◆ Task to carry out
Write out the material in full, matching each line exactly.

◆ Extracted data
——————————
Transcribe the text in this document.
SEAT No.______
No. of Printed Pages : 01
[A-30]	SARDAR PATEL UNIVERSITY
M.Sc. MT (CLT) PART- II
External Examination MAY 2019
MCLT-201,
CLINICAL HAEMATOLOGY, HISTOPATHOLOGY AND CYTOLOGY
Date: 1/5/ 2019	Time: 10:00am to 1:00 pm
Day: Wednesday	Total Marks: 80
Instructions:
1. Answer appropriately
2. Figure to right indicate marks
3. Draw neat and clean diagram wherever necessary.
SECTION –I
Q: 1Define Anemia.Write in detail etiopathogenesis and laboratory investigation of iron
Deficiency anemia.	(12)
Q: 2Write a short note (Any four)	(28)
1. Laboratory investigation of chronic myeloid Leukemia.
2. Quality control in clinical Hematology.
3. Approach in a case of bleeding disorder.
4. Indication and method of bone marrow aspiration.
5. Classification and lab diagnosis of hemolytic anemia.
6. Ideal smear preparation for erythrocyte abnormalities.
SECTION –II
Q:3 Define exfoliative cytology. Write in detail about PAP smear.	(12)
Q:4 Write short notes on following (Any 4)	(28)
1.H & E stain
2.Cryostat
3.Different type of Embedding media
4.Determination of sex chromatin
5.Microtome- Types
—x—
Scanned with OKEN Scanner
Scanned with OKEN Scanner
——————————
◆ Exercise result
Transcribe the text in this document.
SEAT No.______
No. of Printed Pages : 01
[A-30]	SARDAR PATEL UNIVERSITY
M.Sc. MT (CLT) PART- II
External Examination MAY 2019
MCLT-201,
CLINICAL HAEMATOLOGY, HISTOPATHOLOGY AND CYTOLOGY
Date: 1/5/ 2019	Time: 10:00am to 1:00 pm
Day: Wednesday	Total Marks: 80
Instructions:
1. Answer appropriately
2. Figure to right indicate marks
3. Draw neat and clean diagram wherever necessary.
SECTION –I
Q: 1Define Anemia.Write in detail etiopathogenesis and laboratory investigation of iron
Deficiency anemia.	(12)
Q: 2Write a short note (Any four)	(28)
1. Laboratory investigation of chronic myeloid Leukemia.
2. Quality control in clinical Hematology.
3. Approach in a case of bleeding disorder.
4. Indication and method of bone marrow aspiration.
5. Classification and lab diagnosis of hemolytic anemia.
6. Ideal smear preparation for erythrocyte abnormalities.
SECTION –II
Q:3 Define exfoliative cytology. Write in detail about PAP smear.	(12)
Q:4 Write short notes on following (Any 4)	(28)
1.H & E stain
2.Cryostat
3.Different type of Embedding media
4.Determination of sex chromatin
5.Microtome- Types
—x—
Scanned with OKEN Scanner
Scanned with OKEN Scanner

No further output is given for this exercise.